• _Raw records_
----

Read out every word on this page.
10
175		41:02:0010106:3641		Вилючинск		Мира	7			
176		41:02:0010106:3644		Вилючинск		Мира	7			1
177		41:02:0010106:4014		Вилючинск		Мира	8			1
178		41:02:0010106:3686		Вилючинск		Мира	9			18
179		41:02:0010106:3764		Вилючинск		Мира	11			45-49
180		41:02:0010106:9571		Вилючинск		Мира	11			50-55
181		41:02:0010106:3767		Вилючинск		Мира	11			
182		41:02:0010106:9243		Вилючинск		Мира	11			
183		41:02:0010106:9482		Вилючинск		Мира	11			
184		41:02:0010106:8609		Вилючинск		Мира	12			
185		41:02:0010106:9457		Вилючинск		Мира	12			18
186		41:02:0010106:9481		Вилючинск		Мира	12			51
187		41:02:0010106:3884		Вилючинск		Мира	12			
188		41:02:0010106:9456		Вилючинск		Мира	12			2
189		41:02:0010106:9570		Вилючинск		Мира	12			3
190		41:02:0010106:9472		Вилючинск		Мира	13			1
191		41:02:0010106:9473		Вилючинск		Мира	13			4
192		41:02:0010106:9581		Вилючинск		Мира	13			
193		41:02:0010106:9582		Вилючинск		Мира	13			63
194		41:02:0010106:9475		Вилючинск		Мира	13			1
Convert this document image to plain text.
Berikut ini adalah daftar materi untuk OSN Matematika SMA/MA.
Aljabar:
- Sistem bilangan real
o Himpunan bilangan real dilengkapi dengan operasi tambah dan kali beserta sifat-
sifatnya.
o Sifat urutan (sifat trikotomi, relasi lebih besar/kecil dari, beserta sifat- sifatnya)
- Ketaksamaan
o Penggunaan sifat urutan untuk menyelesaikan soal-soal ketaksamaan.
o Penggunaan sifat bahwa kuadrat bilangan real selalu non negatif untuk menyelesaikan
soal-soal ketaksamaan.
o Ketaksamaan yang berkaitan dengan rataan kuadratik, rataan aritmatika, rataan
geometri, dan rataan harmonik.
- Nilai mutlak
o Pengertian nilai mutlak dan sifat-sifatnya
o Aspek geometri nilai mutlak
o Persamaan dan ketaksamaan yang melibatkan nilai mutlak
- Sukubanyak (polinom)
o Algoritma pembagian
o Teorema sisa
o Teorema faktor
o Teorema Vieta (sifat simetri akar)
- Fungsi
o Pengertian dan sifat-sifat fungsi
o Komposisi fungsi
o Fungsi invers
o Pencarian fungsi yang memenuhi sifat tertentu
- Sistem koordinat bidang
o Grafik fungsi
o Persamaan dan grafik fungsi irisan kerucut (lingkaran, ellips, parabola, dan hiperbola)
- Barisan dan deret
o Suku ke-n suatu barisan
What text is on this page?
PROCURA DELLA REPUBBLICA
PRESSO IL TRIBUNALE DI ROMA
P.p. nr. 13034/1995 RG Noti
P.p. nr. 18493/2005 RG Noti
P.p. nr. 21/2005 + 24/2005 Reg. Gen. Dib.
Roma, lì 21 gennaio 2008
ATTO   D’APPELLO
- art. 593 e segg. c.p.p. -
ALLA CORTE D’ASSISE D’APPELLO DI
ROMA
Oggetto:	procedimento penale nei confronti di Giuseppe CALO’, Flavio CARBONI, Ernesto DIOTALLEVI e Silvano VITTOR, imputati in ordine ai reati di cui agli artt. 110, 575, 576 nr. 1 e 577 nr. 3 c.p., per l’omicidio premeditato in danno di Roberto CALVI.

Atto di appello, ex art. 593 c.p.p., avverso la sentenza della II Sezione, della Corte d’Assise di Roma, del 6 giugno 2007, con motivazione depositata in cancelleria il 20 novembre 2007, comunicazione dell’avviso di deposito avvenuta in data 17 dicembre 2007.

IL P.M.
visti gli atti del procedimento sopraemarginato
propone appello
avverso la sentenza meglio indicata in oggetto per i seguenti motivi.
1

----

Each line in the material above must be retyped without alteration.

Read out every word on this page.
10
175		41:02:0010106:3641		Вилючинск		Мира	7			
176		41:02:0010106:3644		Вилючинск		Мира	7			1
177		41:02:0010106:4014		Вилючинск		Мира	8			1
178		41:02:0010106:3686		Вилючинск		Мира	9			18
179		41:02:0010106:3764		Вилючинск		Мира	11			45-49
180		41:02:0010106:9571		Вилючинск		Мира	11			50-55
181		41:02:0010106:3767		Вилючинск		Мира	11			
182		41:02:0010106:9243		Вилючинск		Мира	11			
183		41:02:0010106:9482		Вилючинск		Мира	11			
184		41:02:0010106:8609		Вилючинск		Мира	12			
185		41:02:0010106:9457		Вилючинск		Мира	12			18
186		41:02:0010106:9481		Вилючинск		Мира	12			51
187		41:02:0010106:3884		Вилючинск		Мира	12			
188		41:02:0010106:9456		Вилючинск		Мира	12			2
189		41:02:0010106:9570		Вилючинск		Мира	12			3
190		41:02:0010106:9472		Вилючинск		Мира	13			1
191		41:02:0010106:9473		Вилючинск		Мира	13			4
192		41:02:0010106:9581		Вилючинск		Мира	13			
193		41:02:0010106:9582		Вилючинск		Мира	13			63
194		41:02:0010106:9475		Вилючинск		Мира	13			1
Convert this document image to plain text.
Berikut ini adalah daftar materi untuk OSN Matematika SMA/MA.
Aljabar:
- Sistem bilangan real
o Himpunan bilangan real dilengkapi dengan operasi tambah dan kali beserta sifat-
sifatnya.
o Sifat urutan (sifat trikotomi, relasi lebih besar/kecil dari, beserta sifat- sifatnya)
- Ketaksamaan
o Penggunaan sifat urutan untuk menyelesaikan soal-soal ketaksamaan.
o Penggunaan sifat bahwa kuadrat bilangan real selalu non negatif untuk menyelesaikan
soal-soal ketaksamaan.
o Ketaksamaan yang berkaitan dengan rataan kuadratik, rataan aritmatika, rataan
geometri, dan rataan harmonik.
- Nilai mutlak
o Pengertian nilai mutlak dan sifat-sifatnya
o Aspek geometri nilai mutlak
o Persamaan dan ketaksamaan yang melibatkan nilai mutlak
- Sukubanyak (polinom)
o Algoritma pembagian
o Teorema sisa
o Teorema faktor
o Teorema Vieta (sifat simetri akar)
- Fungsi
o Pengertian dan sifat-sifat fungsi
o Komposisi fungsi
o Fungsi invers
o Pencarian fungsi yang memenuhi sifat tertentu
- Sistem koordinat bidang
o Grafik fungsi
o Persamaan dan grafik fungsi irisan kerucut (lingkaran, ellips, parabola, dan hiperbola)
- Barisan dan deret
o Suku ke-n suatu barisan
What text is on this page?
PROCURA DELLA REPUBBLICA
PRESSO IL TRIBUNALE DI ROMA
P.p. nr. 13034/1995 RG Noti
P.p. nr. 18493/2005 RG Noti
P.p. nr. 21/2005 + 24/2005 Reg. Gen. Dib.
Roma, lì 21 gennaio 2008
ATTO   D’APPELLO
- art. 593 e segg. c.p.p. -
ALLA CORTE D’ASSISE D’APPELLO DI
ROMA
Oggetto:	procedimento penale nei confronti di Giuseppe CALO’, Flavio CARBONI, Ernesto DIOTALLEVI e Silvano VITTOR, imputati in ordine ai reati di cui agli artt. 110, 575, 576 nr. 1 e 577 nr. 3 c.p., per l’omicidio premeditato in danno di Roberto CALVI.

Atto di appello, ex art. 593 c.p.p., avverso la sentenza della II Sezione, della Corte d’Assise di Roma, del 6 giugno 2007, con motivazione depositata in cancelleria il 20 novembre 2007, comunicazione dell’avviso di deposito avvenuta in data 17 dicembre 2007.

IL P.M.
visti gli atti del procedimento sopraemarginato
propone appello
avverso la sentenza meglio indicata in oggetto per i seguenti motivi.
1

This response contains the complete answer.